• Task: Find the word "Switch" in the listing; pull out each line holding it.

== Source records

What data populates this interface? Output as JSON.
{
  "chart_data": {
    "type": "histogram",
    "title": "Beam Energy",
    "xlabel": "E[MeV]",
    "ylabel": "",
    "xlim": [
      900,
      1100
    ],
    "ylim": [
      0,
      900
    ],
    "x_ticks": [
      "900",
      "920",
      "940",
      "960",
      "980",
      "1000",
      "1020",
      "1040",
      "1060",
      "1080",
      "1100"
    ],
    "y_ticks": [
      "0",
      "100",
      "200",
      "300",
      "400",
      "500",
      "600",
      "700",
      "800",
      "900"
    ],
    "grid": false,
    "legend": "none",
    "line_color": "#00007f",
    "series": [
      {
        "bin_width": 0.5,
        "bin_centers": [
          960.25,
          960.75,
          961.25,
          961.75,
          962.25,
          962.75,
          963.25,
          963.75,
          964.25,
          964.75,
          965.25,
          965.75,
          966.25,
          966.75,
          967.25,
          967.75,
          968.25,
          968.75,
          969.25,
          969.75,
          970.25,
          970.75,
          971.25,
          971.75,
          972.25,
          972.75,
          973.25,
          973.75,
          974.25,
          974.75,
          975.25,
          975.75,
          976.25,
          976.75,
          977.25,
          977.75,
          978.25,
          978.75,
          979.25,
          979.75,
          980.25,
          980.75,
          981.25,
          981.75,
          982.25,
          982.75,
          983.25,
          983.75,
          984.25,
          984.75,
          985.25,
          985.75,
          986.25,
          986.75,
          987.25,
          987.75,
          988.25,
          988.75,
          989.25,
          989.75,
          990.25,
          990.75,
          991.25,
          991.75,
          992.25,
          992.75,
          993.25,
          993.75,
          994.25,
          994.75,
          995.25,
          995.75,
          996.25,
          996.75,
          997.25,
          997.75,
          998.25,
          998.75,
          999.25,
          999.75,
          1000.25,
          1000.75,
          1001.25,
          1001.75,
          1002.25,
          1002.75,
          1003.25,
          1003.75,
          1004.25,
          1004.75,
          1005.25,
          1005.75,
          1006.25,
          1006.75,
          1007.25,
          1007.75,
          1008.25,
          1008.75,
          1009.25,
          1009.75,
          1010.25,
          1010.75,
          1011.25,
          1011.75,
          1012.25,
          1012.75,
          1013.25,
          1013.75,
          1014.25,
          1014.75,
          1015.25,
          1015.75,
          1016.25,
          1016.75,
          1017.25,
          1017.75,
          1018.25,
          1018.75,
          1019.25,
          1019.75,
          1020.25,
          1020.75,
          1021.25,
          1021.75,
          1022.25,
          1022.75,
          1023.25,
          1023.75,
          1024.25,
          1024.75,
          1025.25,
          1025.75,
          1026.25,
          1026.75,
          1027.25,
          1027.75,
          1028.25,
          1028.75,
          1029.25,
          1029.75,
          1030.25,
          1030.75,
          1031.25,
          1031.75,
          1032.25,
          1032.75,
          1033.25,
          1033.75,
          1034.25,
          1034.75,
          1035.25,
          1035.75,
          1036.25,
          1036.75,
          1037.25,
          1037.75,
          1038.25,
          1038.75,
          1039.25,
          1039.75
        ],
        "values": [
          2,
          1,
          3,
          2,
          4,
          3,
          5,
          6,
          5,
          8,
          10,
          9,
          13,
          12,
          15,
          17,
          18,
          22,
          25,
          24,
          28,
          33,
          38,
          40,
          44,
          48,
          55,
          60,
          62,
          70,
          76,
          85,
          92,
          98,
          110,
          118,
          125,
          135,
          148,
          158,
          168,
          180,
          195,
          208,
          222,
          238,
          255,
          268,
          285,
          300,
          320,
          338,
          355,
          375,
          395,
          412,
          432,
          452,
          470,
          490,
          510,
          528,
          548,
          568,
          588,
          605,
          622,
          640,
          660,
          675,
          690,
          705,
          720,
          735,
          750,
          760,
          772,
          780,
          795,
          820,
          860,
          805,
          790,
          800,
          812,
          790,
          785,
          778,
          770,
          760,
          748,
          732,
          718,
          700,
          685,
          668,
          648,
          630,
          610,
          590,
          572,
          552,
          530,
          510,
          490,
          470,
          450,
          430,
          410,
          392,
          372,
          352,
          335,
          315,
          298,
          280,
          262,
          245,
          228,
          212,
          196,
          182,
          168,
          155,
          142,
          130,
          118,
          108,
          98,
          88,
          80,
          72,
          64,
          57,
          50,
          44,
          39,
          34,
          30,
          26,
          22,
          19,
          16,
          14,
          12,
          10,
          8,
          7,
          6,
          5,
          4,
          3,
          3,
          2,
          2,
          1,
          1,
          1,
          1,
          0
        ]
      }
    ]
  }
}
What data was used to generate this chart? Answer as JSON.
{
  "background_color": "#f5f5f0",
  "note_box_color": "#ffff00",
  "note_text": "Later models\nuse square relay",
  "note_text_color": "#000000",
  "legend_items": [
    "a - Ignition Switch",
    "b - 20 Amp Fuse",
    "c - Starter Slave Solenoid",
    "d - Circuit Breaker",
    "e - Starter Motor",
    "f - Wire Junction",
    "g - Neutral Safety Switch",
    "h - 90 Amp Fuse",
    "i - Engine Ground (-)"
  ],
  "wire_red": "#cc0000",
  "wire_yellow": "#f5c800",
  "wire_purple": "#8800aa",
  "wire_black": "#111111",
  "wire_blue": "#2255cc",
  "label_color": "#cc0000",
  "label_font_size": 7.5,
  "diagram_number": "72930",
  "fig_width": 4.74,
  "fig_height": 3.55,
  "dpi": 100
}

====

• Complete answer:
    "a - Ignition Switch",
    "g - Neutral Safety Switch",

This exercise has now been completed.